■ What you are asked to do: Lines that hold the word "from" should be located and copied.

■ Dataset extract:
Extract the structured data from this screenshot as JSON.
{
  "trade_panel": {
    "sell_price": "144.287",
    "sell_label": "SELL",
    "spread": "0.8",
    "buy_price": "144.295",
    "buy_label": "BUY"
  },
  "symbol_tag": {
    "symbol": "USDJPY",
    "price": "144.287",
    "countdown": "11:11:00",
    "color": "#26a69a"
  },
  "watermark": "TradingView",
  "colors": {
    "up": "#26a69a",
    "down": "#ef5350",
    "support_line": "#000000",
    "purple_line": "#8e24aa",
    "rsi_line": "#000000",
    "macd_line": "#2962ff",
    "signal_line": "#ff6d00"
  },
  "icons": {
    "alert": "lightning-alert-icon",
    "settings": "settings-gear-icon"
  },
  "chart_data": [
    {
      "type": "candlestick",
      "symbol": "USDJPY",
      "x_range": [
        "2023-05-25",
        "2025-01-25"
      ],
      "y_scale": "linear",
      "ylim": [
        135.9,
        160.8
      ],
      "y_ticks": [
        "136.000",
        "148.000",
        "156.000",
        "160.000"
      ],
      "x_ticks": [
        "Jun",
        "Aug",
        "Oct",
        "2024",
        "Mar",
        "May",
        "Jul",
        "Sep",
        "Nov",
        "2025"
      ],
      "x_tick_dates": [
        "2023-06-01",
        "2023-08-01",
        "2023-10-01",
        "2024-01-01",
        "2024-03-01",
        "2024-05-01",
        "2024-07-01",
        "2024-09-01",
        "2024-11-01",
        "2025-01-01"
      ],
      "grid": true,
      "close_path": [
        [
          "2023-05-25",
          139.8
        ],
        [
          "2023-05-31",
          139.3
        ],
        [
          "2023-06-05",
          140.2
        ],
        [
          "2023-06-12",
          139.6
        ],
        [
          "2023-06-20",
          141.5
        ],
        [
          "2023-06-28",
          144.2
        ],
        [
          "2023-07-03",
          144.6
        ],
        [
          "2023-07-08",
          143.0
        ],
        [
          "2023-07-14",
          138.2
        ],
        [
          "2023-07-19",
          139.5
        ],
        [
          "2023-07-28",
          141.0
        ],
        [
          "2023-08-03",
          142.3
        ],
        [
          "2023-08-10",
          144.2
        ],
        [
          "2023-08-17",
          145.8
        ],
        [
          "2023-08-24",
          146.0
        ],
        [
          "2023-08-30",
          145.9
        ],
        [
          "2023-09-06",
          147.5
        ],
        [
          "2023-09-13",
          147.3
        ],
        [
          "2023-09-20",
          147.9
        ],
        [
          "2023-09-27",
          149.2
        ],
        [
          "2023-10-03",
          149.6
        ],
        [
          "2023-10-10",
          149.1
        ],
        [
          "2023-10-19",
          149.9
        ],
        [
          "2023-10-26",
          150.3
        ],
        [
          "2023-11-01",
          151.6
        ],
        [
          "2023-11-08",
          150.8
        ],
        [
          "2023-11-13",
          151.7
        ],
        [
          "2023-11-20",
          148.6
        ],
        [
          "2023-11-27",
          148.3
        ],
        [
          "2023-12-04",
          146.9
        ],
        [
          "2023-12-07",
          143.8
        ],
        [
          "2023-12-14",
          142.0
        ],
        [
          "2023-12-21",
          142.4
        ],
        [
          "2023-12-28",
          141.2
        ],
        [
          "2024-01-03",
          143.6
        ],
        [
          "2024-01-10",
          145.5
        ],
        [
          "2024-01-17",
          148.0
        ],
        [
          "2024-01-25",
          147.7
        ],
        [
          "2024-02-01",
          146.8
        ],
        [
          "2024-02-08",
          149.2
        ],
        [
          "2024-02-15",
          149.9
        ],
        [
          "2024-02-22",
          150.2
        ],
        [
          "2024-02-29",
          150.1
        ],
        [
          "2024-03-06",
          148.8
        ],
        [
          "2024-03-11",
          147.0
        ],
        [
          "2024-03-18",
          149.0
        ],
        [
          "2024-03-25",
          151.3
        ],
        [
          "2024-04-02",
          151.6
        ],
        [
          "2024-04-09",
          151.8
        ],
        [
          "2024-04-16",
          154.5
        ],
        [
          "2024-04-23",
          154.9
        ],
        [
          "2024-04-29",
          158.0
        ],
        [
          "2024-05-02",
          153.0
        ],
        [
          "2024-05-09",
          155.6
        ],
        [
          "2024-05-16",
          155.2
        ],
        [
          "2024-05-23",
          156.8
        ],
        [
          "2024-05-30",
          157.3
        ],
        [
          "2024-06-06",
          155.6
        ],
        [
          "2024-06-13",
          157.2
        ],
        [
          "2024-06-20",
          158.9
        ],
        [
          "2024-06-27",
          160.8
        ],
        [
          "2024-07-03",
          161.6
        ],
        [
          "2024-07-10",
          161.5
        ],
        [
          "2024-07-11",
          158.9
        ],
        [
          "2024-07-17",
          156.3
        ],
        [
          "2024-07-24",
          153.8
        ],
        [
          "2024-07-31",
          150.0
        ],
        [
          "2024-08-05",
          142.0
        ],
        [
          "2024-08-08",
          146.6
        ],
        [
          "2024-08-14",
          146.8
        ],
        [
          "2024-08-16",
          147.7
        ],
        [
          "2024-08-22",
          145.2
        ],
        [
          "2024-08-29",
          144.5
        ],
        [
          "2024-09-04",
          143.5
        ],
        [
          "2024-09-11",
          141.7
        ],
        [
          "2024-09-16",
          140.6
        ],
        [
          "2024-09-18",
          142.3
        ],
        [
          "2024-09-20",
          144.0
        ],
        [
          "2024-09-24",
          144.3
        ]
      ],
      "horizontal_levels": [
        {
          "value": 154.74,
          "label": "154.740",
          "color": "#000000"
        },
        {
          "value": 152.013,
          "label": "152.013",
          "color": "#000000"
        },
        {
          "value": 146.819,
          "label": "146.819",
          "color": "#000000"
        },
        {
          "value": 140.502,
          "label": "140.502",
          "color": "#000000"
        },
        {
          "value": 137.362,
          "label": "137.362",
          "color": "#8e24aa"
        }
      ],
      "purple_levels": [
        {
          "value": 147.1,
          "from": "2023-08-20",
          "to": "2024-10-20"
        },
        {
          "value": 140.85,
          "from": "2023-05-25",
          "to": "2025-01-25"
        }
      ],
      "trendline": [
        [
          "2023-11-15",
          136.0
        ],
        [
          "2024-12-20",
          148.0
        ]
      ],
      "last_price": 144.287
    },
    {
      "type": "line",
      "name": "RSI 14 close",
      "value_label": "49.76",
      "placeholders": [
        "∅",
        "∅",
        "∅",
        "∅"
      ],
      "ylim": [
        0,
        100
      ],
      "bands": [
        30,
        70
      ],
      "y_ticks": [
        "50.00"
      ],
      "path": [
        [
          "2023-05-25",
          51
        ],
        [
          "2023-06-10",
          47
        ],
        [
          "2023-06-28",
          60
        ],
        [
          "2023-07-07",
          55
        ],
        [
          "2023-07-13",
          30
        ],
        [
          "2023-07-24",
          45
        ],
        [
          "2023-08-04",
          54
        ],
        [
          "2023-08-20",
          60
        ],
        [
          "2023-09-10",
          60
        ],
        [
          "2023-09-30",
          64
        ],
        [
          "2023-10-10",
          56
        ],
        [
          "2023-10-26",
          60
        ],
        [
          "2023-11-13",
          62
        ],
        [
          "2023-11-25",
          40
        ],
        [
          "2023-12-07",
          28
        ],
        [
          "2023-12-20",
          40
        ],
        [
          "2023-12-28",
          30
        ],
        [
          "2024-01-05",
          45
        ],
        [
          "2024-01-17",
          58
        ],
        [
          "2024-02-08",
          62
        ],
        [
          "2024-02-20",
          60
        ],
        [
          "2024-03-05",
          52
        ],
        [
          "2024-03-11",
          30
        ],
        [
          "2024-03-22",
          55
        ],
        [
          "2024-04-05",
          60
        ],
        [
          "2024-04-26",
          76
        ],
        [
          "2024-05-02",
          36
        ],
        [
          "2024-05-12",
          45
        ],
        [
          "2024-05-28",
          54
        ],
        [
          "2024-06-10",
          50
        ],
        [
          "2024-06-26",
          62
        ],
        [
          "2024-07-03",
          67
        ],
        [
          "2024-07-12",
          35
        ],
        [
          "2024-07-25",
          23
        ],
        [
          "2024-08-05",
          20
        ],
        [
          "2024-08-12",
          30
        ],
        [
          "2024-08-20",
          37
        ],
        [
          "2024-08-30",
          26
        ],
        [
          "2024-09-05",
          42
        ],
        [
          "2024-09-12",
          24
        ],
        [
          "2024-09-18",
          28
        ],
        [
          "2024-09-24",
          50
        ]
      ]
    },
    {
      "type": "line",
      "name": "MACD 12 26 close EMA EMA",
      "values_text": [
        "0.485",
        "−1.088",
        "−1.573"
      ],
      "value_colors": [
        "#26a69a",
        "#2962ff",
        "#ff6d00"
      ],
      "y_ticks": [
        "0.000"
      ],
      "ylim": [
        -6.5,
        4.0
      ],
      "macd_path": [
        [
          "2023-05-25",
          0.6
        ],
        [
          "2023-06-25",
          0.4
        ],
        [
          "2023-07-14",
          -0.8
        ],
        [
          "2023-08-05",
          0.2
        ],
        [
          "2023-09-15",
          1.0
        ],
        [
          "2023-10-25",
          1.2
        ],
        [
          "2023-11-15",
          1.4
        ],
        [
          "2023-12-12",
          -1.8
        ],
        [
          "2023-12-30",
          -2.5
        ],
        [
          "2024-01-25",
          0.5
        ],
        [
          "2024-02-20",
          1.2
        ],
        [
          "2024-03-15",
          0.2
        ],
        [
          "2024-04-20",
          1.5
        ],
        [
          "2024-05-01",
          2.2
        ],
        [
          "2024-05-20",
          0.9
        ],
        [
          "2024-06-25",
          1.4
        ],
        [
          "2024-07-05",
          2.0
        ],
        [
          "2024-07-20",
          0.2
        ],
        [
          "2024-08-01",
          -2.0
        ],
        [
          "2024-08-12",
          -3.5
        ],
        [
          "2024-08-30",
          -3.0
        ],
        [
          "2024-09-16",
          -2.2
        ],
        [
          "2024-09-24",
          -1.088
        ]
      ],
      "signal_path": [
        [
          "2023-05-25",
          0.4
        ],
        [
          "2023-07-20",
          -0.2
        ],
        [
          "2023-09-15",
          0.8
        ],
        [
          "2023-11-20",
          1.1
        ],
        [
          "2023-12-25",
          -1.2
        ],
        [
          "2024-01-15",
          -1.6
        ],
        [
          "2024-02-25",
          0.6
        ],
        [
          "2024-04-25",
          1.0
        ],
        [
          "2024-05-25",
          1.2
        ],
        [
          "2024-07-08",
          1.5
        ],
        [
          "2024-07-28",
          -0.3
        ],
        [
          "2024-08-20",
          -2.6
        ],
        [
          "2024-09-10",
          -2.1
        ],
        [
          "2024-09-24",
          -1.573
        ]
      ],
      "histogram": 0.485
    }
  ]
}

■ Final result:
Extract the structured data from this screenshot as JSON.
          "from": "2023-08-20",
          "from": "2023-05-25",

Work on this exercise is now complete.